== Entries shown ==
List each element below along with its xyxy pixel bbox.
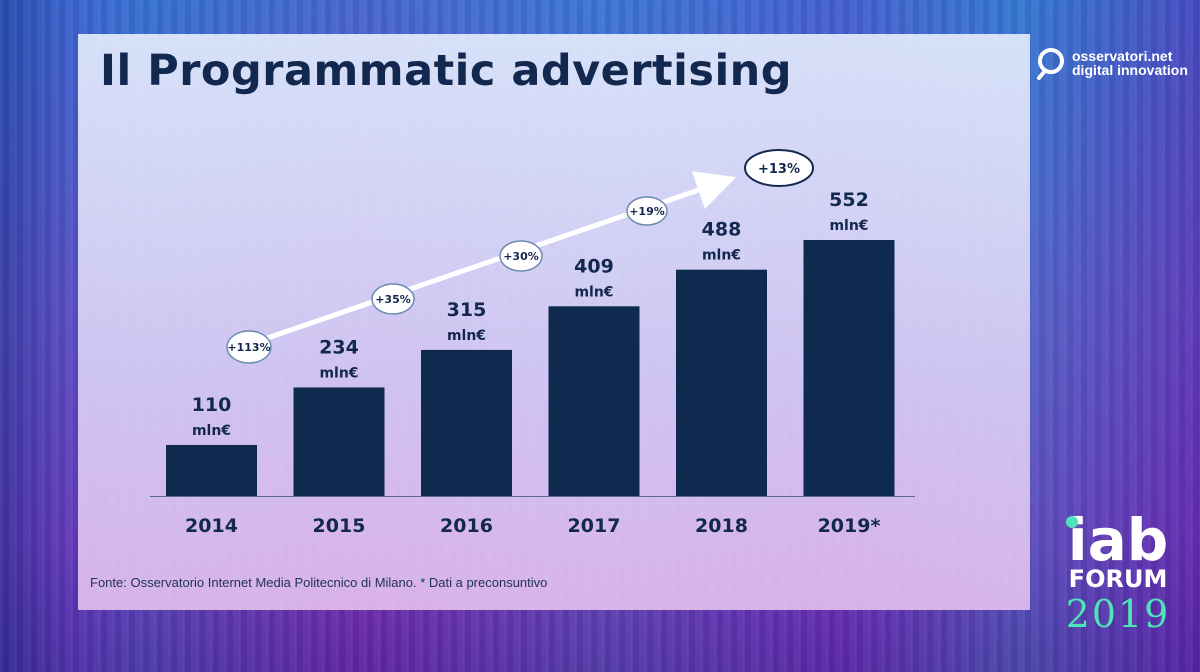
growth-label: +113% xyxy=(227,341,270,354)
iab-word-text: iab xyxy=(1067,506,1169,574)
bar-2016 xyxy=(421,349,512,496)
bar-2019 xyxy=(803,240,895,496)
magnifier-logo-icon xyxy=(1037,48,1064,80)
value-label: 552 xyxy=(829,189,869,211)
growth-label: +30% xyxy=(503,250,539,263)
unit-label: mln€ xyxy=(447,328,486,344)
growth-bubble xyxy=(499,240,543,272)
brand-line-2: digital innovation xyxy=(1072,62,1188,78)
value-label: 488 xyxy=(702,219,742,241)
year-tick-label: 2015 xyxy=(313,515,366,537)
year-tick-label: 2017 xyxy=(568,515,621,537)
osservatori-brand: osservatori.net digital innovation xyxy=(1034,46,1188,80)
iab-word: iab xyxy=(1058,511,1178,569)
brand-text: osservatori.net digital innovation xyxy=(1072,49,1188,77)
bar-2014 xyxy=(166,444,257,496)
iab-dot xyxy=(1066,516,1078,528)
growth-label: +13% xyxy=(758,162,800,177)
value-label: 409 xyxy=(574,255,614,277)
growth-label: +19% xyxy=(629,205,665,218)
bar-2017 xyxy=(548,306,640,496)
growth-label: +35% xyxy=(375,293,411,306)
growth-bubble xyxy=(226,330,272,364)
source-note: Fonte: Osservatorio Internet Media Polit… xyxy=(90,575,548,590)
iab-forum-text: FORUM xyxy=(1068,565,1168,593)
growth-bubble xyxy=(371,283,415,315)
unit-label: mln€ xyxy=(702,248,741,264)
unit-label: mln€ xyxy=(192,423,231,439)
page-title: Il Programmatic advertising xyxy=(100,46,793,96)
iab-forum-logo: iab FORUM 2019 xyxy=(1058,511,1178,636)
year-tick-label: 2016 xyxy=(440,515,493,537)
bar-2015 xyxy=(293,387,385,496)
value-label: 234 xyxy=(319,336,359,358)
year-tick-label: 2019* xyxy=(818,515,881,537)
value-label: 110 xyxy=(192,394,232,416)
bar-2018 xyxy=(676,269,767,496)
year-tick-label: 2018 xyxy=(695,515,748,537)
unit-label: mln€ xyxy=(574,284,613,300)
growth-bubble xyxy=(744,149,814,187)
unit-label: mln€ xyxy=(829,218,868,234)
value-label: 315 xyxy=(447,299,487,321)
growth-bubble xyxy=(626,196,668,226)
year-tick-label: 2014 xyxy=(185,515,238,537)
unit-label: mln€ xyxy=(319,365,358,381)
iab-year-text: 2019 xyxy=(1065,592,1171,636)
brand-line-1: osservatori.net xyxy=(1072,48,1173,64)
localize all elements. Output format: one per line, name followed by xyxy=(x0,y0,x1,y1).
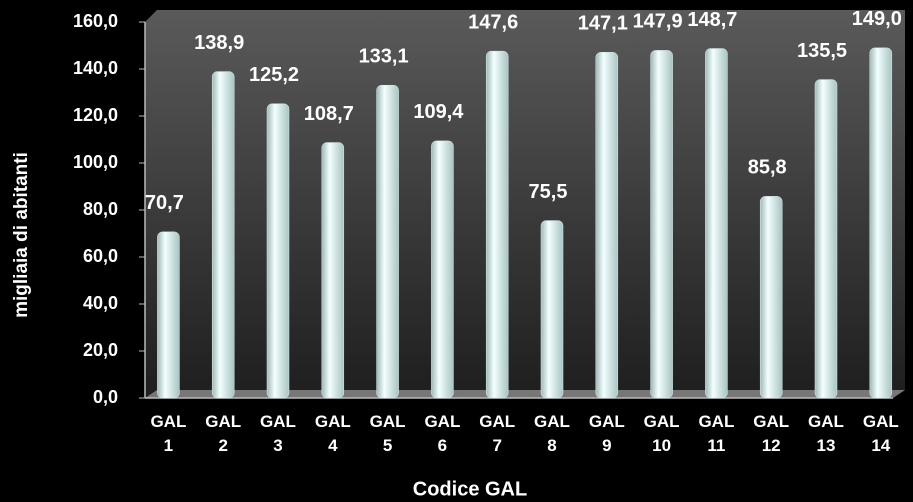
y-tick-label: 140,0 xyxy=(73,58,118,78)
x-tick-label: GAL 8 xyxy=(534,412,570,455)
value-label: 147,9 xyxy=(633,11,683,33)
bar xyxy=(266,103,290,399)
y-tick-label: 160,0 xyxy=(73,11,118,31)
x-tick-label: GAL 4 xyxy=(314,412,351,455)
x-tick-label: GAL 6 xyxy=(424,412,461,455)
x-tick-label: GAL 9 xyxy=(588,412,625,455)
bar xyxy=(869,47,893,399)
bar xyxy=(376,84,399,399)
bar xyxy=(321,142,345,399)
value-label: 70,7 xyxy=(145,192,184,214)
y-tick-label: 60,0 xyxy=(83,246,118,266)
bar xyxy=(485,50,509,399)
y-tick-label: 120,0 xyxy=(73,105,118,125)
value-label: 149,0 xyxy=(852,8,902,30)
x-tick-label: GAL 11 xyxy=(698,412,735,455)
value-label: 133,1 xyxy=(359,45,409,67)
value-label: 85,8 xyxy=(748,157,787,179)
y-tick-label: 100,0 xyxy=(73,152,118,172)
x-tick-label: GAL 7 xyxy=(479,412,516,455)
bar xyxy=(705,48,728,399)
bar xyxy=(540,220,564,399)
value-label: 138,9 xyxy=(194,32,244,54)
value-label: 125,2 xyxy=(249,64,299,86)
x-tick-label: GAL 3 xyxy=(260,412,296,455)
value-label: 147,6 xyxy=(468,11,518,33)
x-tick-label: GAL 1 xyxy=(150,412,187,455)
value-label: 148,7 xyxy=(687,9,737,31)
x-tick-label: GAL 2 xyxy=(205,412,242,455)
floor xyxy=(145,390,905,398)
bar xyxy=(157,231,180,399)
bar xyxy=(759,196,783,399)
bar xyxy=(814,79,838,399)
y-tick-label: 80,0 xyxy=(83,199,118,219)
bar xyxy=(211,71,235,399)
value-label: 109,4 xyxy=(413,101,464,123)
value-label: 135,5 xyxy=(797,40,847,62)
y-tick-label: 20,0 xyxy=(83,340,118,360)
bar xyxy=(431,140,454,399)
bar xyxy=(595,52,619,399)
value-label: 75,5 xyxy=(529,181,568,203)
y-axis-label: migliaia di abitanti xyxy=(11,152,32,318)
x-tick-label: GAL 5 xyxy=(369,412,406,455)
y-tick-label: 40,0 xyxy=(83,293,118,313)
value-label: 108,7 xyxy=(304,103,354,125)
value-label: 147,1 xyxy=(578,13,628,35)
x-tick-label: GAL 10 xyxy=(643,412,680,455)
x-tick-label: GAL 13 xyxy=(808,412,844,455)
bar xyxy=(650,50,673,399)
x-axis-label: Codice GAL xyxy=(413,478,527,500)
x-tick-label: GAL 12 xyxy=(753,412,790,455)
y-tick-label: 0,0 xyxy=(93,387,118,407)
x-tick-label: GAL 14 xyxy=(862,412,899,455)
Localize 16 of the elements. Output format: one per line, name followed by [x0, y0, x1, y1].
===
Give everything from the line with "y-tick-label: 140,0 xyxy=(73,58,118,78)" down to the line with "value-label: 149,0 xyxy=(852,8,902,30)", both ends included, as a JSON list of strings with one string per line.

[
  "y-tick-label: 140,0 xyxy=(73,58,118,78)",
  "x-tick-label: GAL 8 xyxy=(534,412,570,455)",
  "value-label: 147,9 xyxy=(633,11,683,33)",
  "bar xyxy=(266,103,290,399)",
  "y-tick-label: 160,0 xyxy=(73,11,118,31)",
  "x-tick-label: GAL 4 xyxy=(314,412,351,455)",
  "x-tick-label: GAL 6 xyxy=(424,412,461,455)",
  "x-tick-label: GAL 9 xyxy=(588,412,625,455)",
  "bar xyxy=(869,47,893,399)",
  "bar xyxy=(376,84,399,399)",
  "bar xyxy=(321,142,345,399)",
  "value-label: 70,7 xyxy=(145,192,184,214)",
  "y-tick-label: 60,0 xyxy=(83,246,118,266)",
  "bar xyxy=(485,50,509,399)",
  "y-tick-label: 120,0 xyxy=(73,105,118,125)",
  "value-label: 149,0 xyxy=(852,8,902,30)"
]